### [AIM]
Exclude any images and output the remaining records exactly.

Recorded data:

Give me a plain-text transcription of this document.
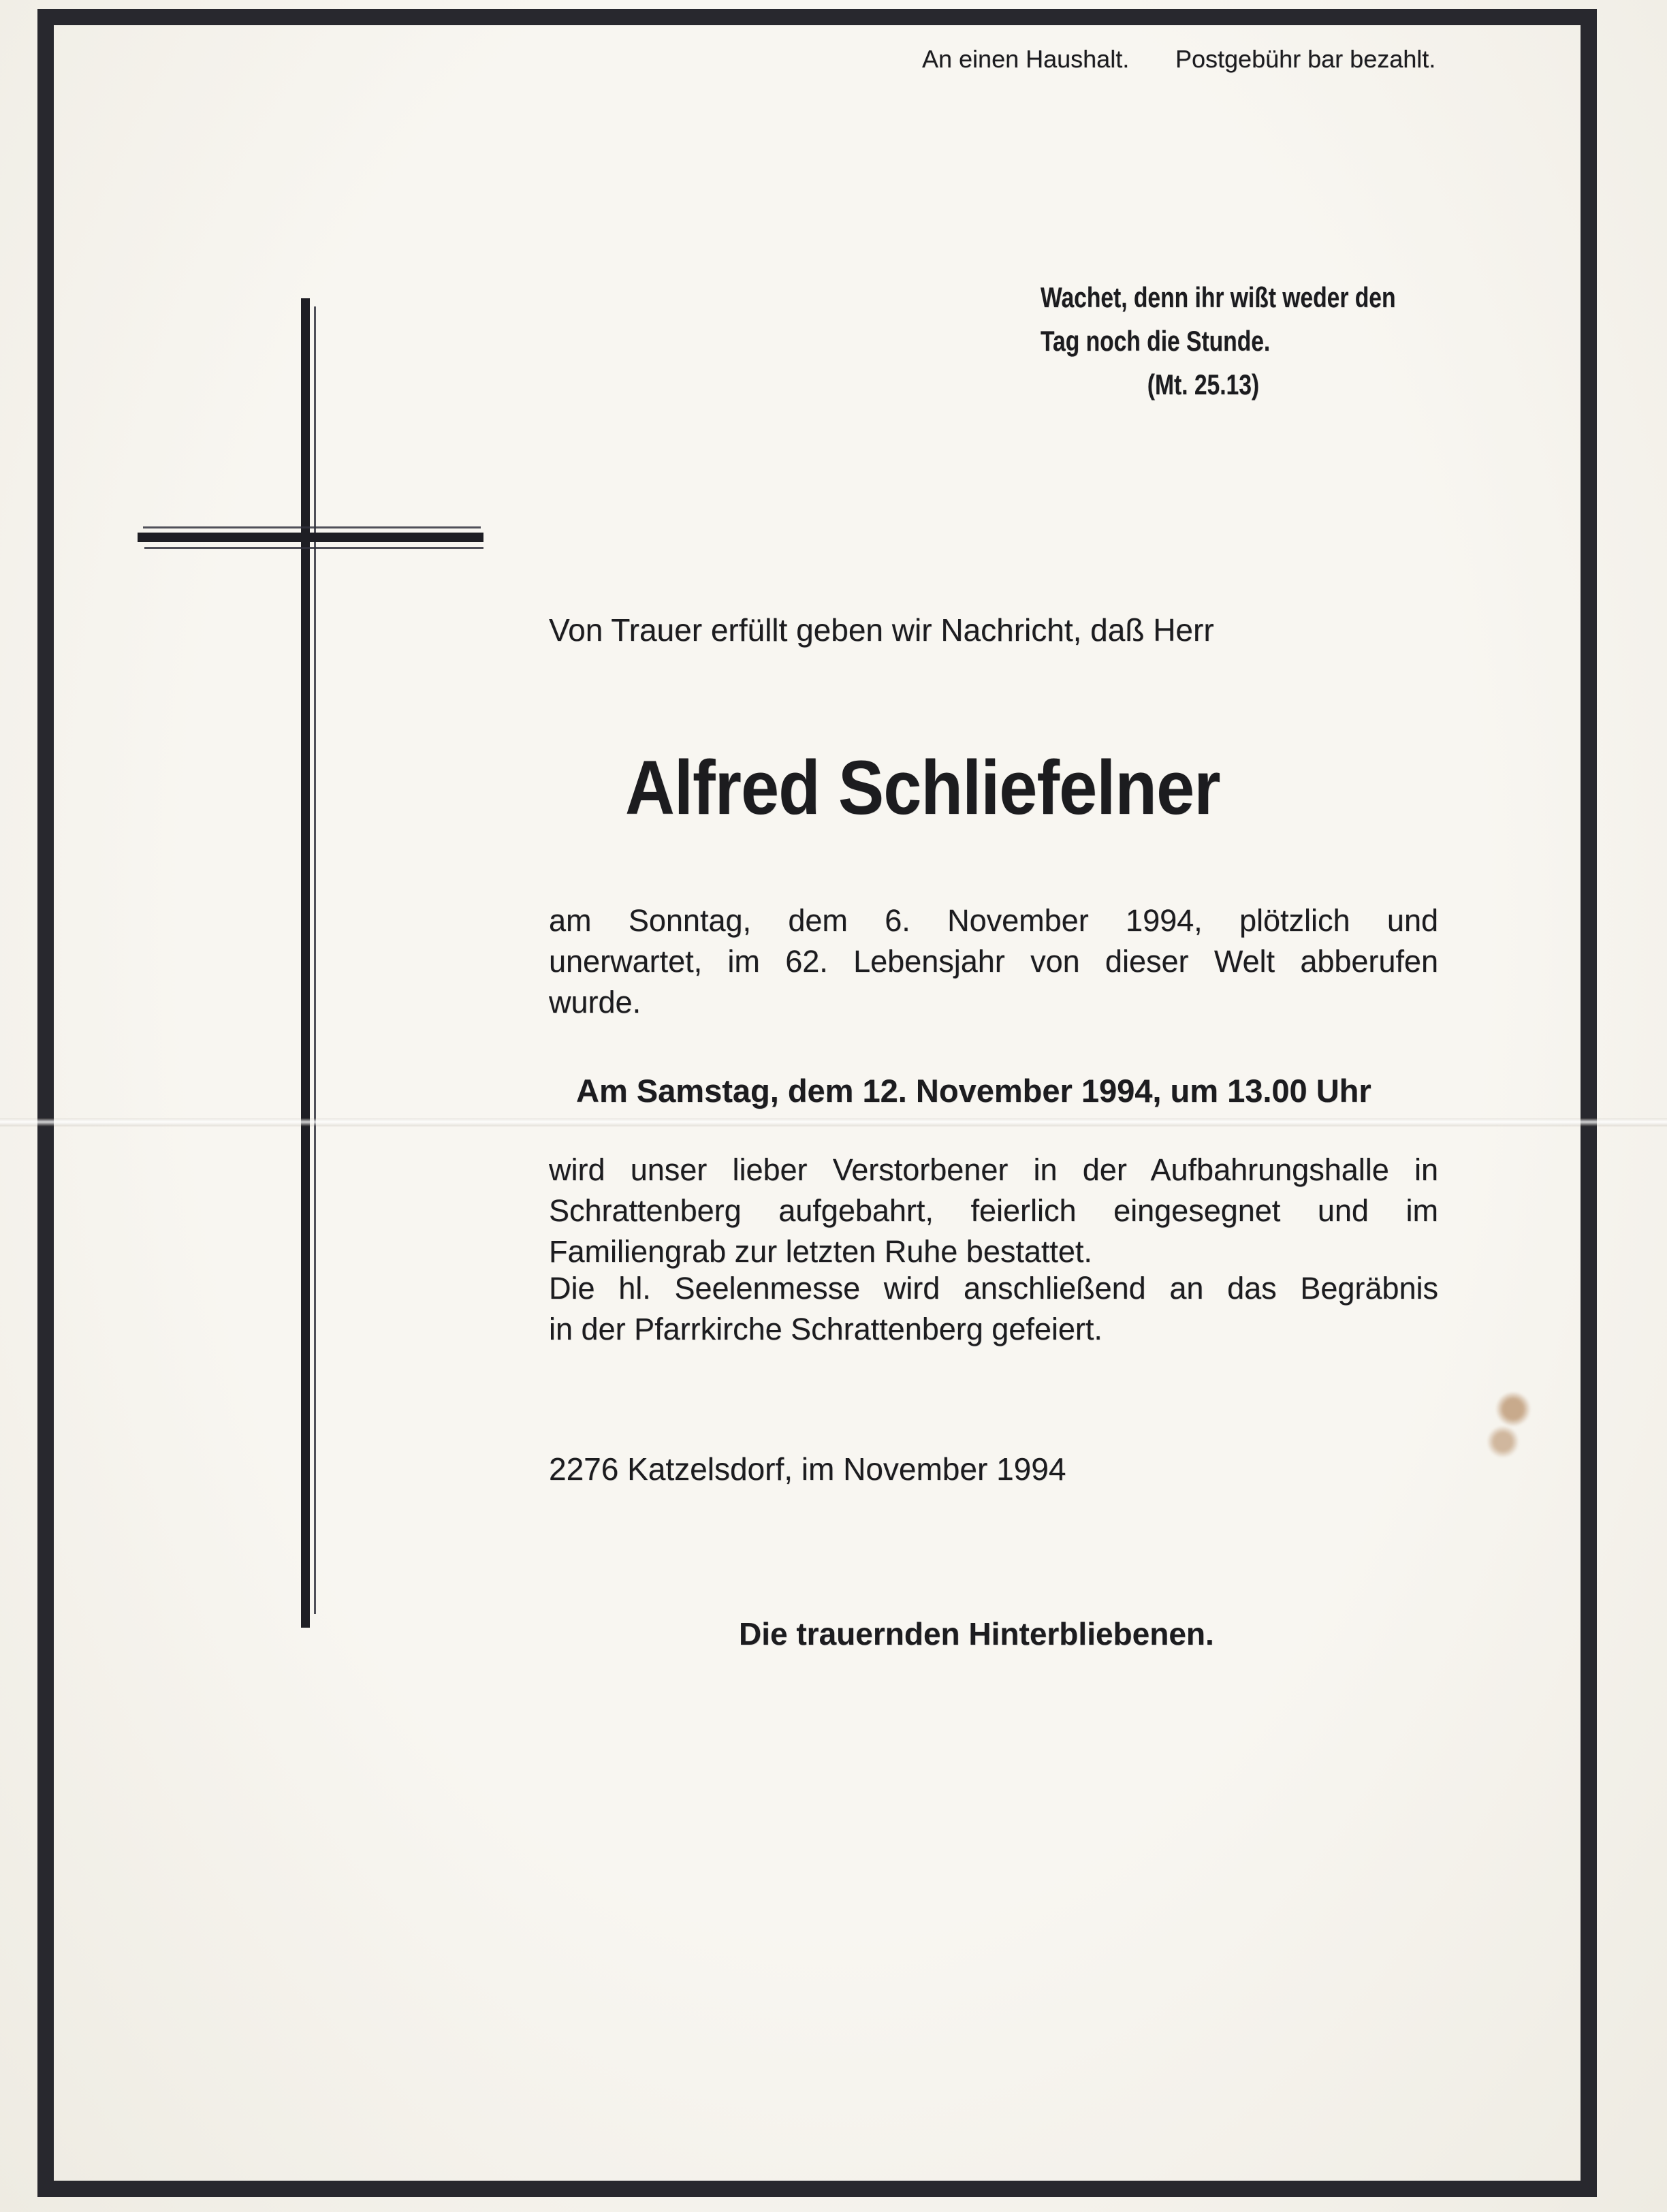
An einen Haushalt. Postgebühr bar bezahlt.
Wachet, denn ihr wißt weder den
Tag noch die Stunde.
(Mt. 25.13)
Von Trauer erfüllt geben wir Nachricht, daß Herr
Alfred Schliefelner
am Sonntag, dem 6. November 1994, plötzlich und
unerwartet, im 62. Lebensjahr von dieser Welt abberufen
wurde.
Am Samstag, dem 12. November 1994, um 13.00 Uhr
wird unser lieber Verstorbener in der Aufbahrungshalle in
Schrattenberg aufgebahrt, feierlich eingesegnet und im
Familiengrab zur letzten Ruhe bestattet.
Die hl. Seelenmesse wird anschließend an das Begräbnis
in der Pfarrkirche Schrattenberg gefeiert.
2276 Katzelsdorf, im November 1994
Die trauernden Hinterbliebenen.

### [FULL RESPONSE]
Give me a plain-text transcription of this document.
An einen Haushalt. Postgebühr bar bezahlt.
Wachet, denn ihr wißt weder den
Tag noch die Stunde.
(Mt. 25.13)
Von Trauer erfüllt geben wir Nachricht, daß Herr
Alfred Schliefelner
am Sonntag, dem 6. November 1994, plötzlich und
unerwartet, im 62. Lebensjahr von dieser Welt abberufen
wurde.
Am Samstag, dem 12. November 1994, um 13.00 Uhr
wird unser lieber Verstorbener in der Aufbahrungshalle in
Schrattenberg aufgebahrt, feierlich eingesegnet und im
Familiengrab zur letzten Ruhe bestattet.
Die hl. Seelenmesse wird anschließend an das Begräbnis
in der Pfarrkirche Schrattenberg gefeiert.
2276 Katzelsdorf, im November 1994
Die trauernden Hinterbliebenen.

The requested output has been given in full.